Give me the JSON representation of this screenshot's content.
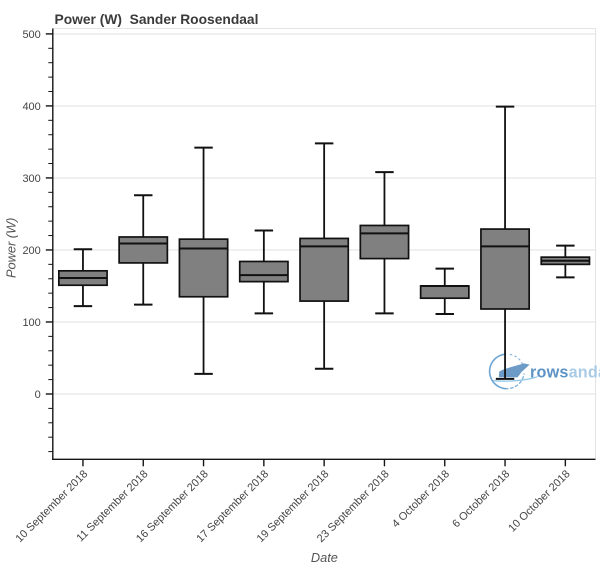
{
  "title": "Power (W)  Sander Roosendaal",
  "watermark": {
    "text_bold": "rows",
    "text_light": "andall",
    "color_bold": "#5d93c5",
    "color_light": "#a9cbe5",
    "circle_color": "#5f9bcb",
    "blade_color": "#6697c6",
    "swoosh_color": "#8ec6e6"
  },
  "colors": {
    "box_fill": "#808080",
    "box_edge": "#111111",
    "median": "#111111",
    "whisker": "#111111",
    "grid": "#e4e4e4",
    "outline": "#e4e4e4",
    "axis": "#151515",
    "tick_label": "#454545",
    "title": "#3a3a3a",
    "axis_label": "#555555",
    "background": "#ffffff"
  },
  "chart_data": {
    "type": "boxplot",
    "title": "Power (W)  Sander Roosendaal",
    "xlabel": "Date",
    "ylabel": "Power (W)",
    "ylim": [
      -90.7,
      507.5
    ],
    "yticks_major": [
      0,
      100,
      200,
      300,
      400,
      500
    ],
    "ytick_labels": [
      "0",
      "100",
      "200",
      "300",
      "400",
      "500"
    ],
    "ytick_minor_step": 20,
    "ytick_minor_min": -80,
    "ytick_minor_max": 500,
    "grid": "horizontal-major",
    "legend": "none",
    "categories": [
      "10 September 2018",
      "11 September 2018",
      "16 September 2018",
      "17 September 2018",
      "19 September 2018",
      "23 September 2018",
      "4 October 2018",
      "6 October 2018",
      "10 October 2018"
    ],
    "series": [
      {
        "name": "10 September 2018",
        "low": 122,
        "q1": 151,
        "median": 161,
        "q3": 171,
        "high": 201
      },
      {
        "name": "11 September 2018",
        "low": 124,
        "q1": 182,
        "median": 209,
        "q3": 218,
        "high": 276
      },
      {
        "name": "16 September 2018",
        "low": 28,
        "q1": 135,
        "median": 202,
        "q3": 215,
        "high": 342
      },
      {
        "name": "17 September 2018",
        "low": 112,
        "q1": 156,
        "median": 165,
        "q3": 184,
        "high": 227
      },
      {
        "name": "19 September 2018",
        "low": 35,
        "q1": 129,
        "median": 205,
        "q3": 216,
        "high": 348
      },
      {
        "name": "23 September 2018",
        "low": 112,
        "q1": 188,
        "median": 223,
        "q3": 234,
        "high": 308
      },
      {
        "name": "4 October 2018",
        "low": 111,
        "q1": 133,
        "median": 150,
        "q3": 150,
        "high": 174
      },
      {
        "name": "6 October 2018",
        "low": 21,
        "q1": 118,
        "median": 205,
        "q3": 229,
        "high": 399
      },
      {
        "name": "10 October 2018",
        "low": 162,
        "q1": 180,
        "median": 185,
        "q3": 190,
        "high": 206
      }
    ]
  }
}
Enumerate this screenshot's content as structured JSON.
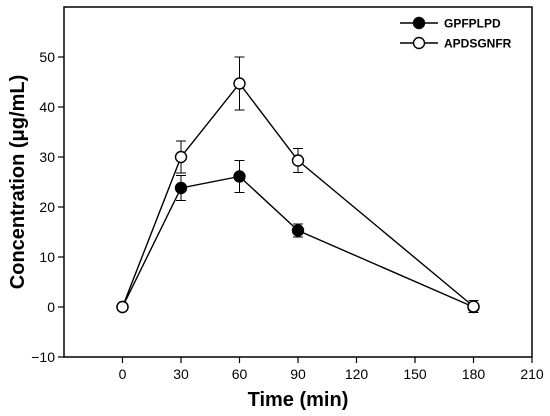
{
  "chart_data": {
    "type": "line",
    "xlabel": "Time (min)",
    "ylabel": "Concentration (μg/mL)",
    "xlim": [
      -30,
      210
    ],
    "ylim": [
      -10,
      60
    ],
    "xticks": [
      0,
      30,
      60,
      90,
      120,
      150,
      180,
      210
    ],
    "yticks": [
      -10,
      0,
      10,
      20,
      30,
      40,
      50
    ],
    "grid": false,
    "legend_position": "top-right",
    "series": [
      {
        "name": "GPFPLPD",
        "marker": "filled-circle",
        "color": "#000000",
        "x": [
          0,
          30,
          60,
          90,
          180
        ],
        "y": [
          0,
          23.8,
          26.1,
          15.3,
          0
        ],
        "err": [
          0,
          2.5,
          3.2,
          1.3,
          0
        ]
      },
      {
        "name": "APDSGNFR",
        "marker": "open-circle",
        "color": "#000000",
        "x": [
          0,
          30,
          60,
          90,
          180
        ],
        "y": [
          0,
          30.0,
          44.7,
          29.3,
          0.1
        ],
        "err": [
          0,
          3.2,
          5.3,
          2.4,
          1.2
        ]
      }
    ]
  }
}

» **What you need to do**
All of the records above must be copied exactly, except for the pictures.

» **Finished task**
Give me the JSON representation of this screenshot's content.
{
  "title": "Power (W)  Sander Roosendaal",
  "watermark": {
    "text_bold": "rows",
    "text_light": "andall",
    "color_bold": "#5d93c5",
    "color_light": "#a9cbe5",
    "circle_color": "#5f9bcb",
    "blade_color": "#6697c6",
    "swoosh_color": "#8ec6e6"
  },
  "colors": {
    "box_fill": "#808080",
    "box_edge": "#111111",
    "median": "#111111",
    "whisker": "#111111",
    "grid": "#e4e4e4",
    "outline": "#e4e4e4",
    "axis": "#151515",
    "tick_label": "#454545",
    "title": "#3a3a3a",
    "axis_label": "#555555",
    "background": "#ffffff"
  },
  "chart_data": {
    "type": "boxplot",
    "title": "Power (W)  Sander Roosendaal",
    "xlabel": "Date",
    "ylabel": "Power (W)",
    "ylim": [
      -90.7,
      507.5
    ],
    "yticks_major": [
      0,
      100,
      200,
      300,
      400,
      500
    ],
    "ytick_labels": [
      "0",
      "100",
      "200",
      "300",
      "400",
      "500"
    ],
    "ytick_minor_step": 20,
    "ytick_minor_min": -80,
    "ytick_minor_max": 500,
    "grid": "horizontal-major",
    "legend": "none",
    "categories": [
      "10 September 2018",
      "11 September 2018",
      "16 September 2018",
      "17 September 2018",
      "19 September 2018",
      "23 September 2018",
      "4 October 2018",
      "6 October 2018",
      "10 October 2018"
    ],
    "series": [
      {
        "name": "10 September 2018",
        "low": 122,
        "q1": 151,
        "median": 161,
        "q3": 171,
        "high": 201
      },
      {
        "name": "11 September 2018",
        "low": 124,
        "q1": 182,
        "median": 209,
        "q3": 218,
        "high": 276
      },
      {
        "name": "16 September 2018",
        "low": 28,
        "q1": 135,
        "median": 202,
        "q3": 215,
        "high": 342
      },
      {
        "name": "17 September 2018",
        "low": 112,
        "q1": 156,
        "median": 165,
        "q3": 184,
        "high": 227
      },
      {
        "name": "19 September 2018",
        "low": 35,
        "q1": 129,
        "median": 205,
        "q3": 216,
        "high": 348
      },
      {
        "name": "23 September 2018",
        "low": 112,
        "q1": 188,
        "median": 223,
        "q3": 234,
        "high": 308
      },
      {
        "name": "4 October 2018",
        "low": 111,
        "q1": 133,
        "median": 150,
        "q3": 150,
        "high": 174
      },
      {
        "name": "6 October 2018",
        "low": 21,
        "q1": 118,
        "median": 205,
        "q3": 229,
        "high": 399
      },
      {
        "name": "10 October 2018",
        "low": 162,
        "q1": 180,
        "median": 185,
        "q3": 190,
        "high": 206
      }
    ]
  }
}
Enumerate this screenshot's content as structured JSON.
{
  "chart_data": {
    "type": "line",
    "xlabel": "Time (min)",
    "ylabel": "Concentration (μg/mL)",
    "xlim": [
      -30,
      210
    ],
    "ylim": [
      -10,
      60
    ],
    "xticks": [
      0,
      30,
      60,
      90,
      120,
      150,
      180,
      210
    ],
    "yticks": [
      -10,
      0,
      10,
      20,
      30,
      40,
      50
    ],
    "grid": false,
    "legend_position": "top-right",
    "series": [
      {
        "name": "GPFPLPD",
        "marker": "filled-circle",
        "color": "#000000",
        "x": [
          0,
          30,
          60,
          90,
          180
        ],
        "y": [
          0,
          23.8,
          26.1,
          15.3,
          0
        ],
        "err": [
          0,
          2.5,
          3.2,
          1.3,
          0
        ]
      },
      {
        "name": "APDSGNFR",
        "marker": "open-circle",
        "color": "#000000",
        "x": [
          0,
          30,
          60,
          90,
          180
        ],
        "y": [
          0,
          30.0,
          44.7,
          29.3,
          0.1
        ],
        "err": [
          0,
          3.2,
          5.3,
          2.4,
          1.2
        ]
      }
    ]
  }
}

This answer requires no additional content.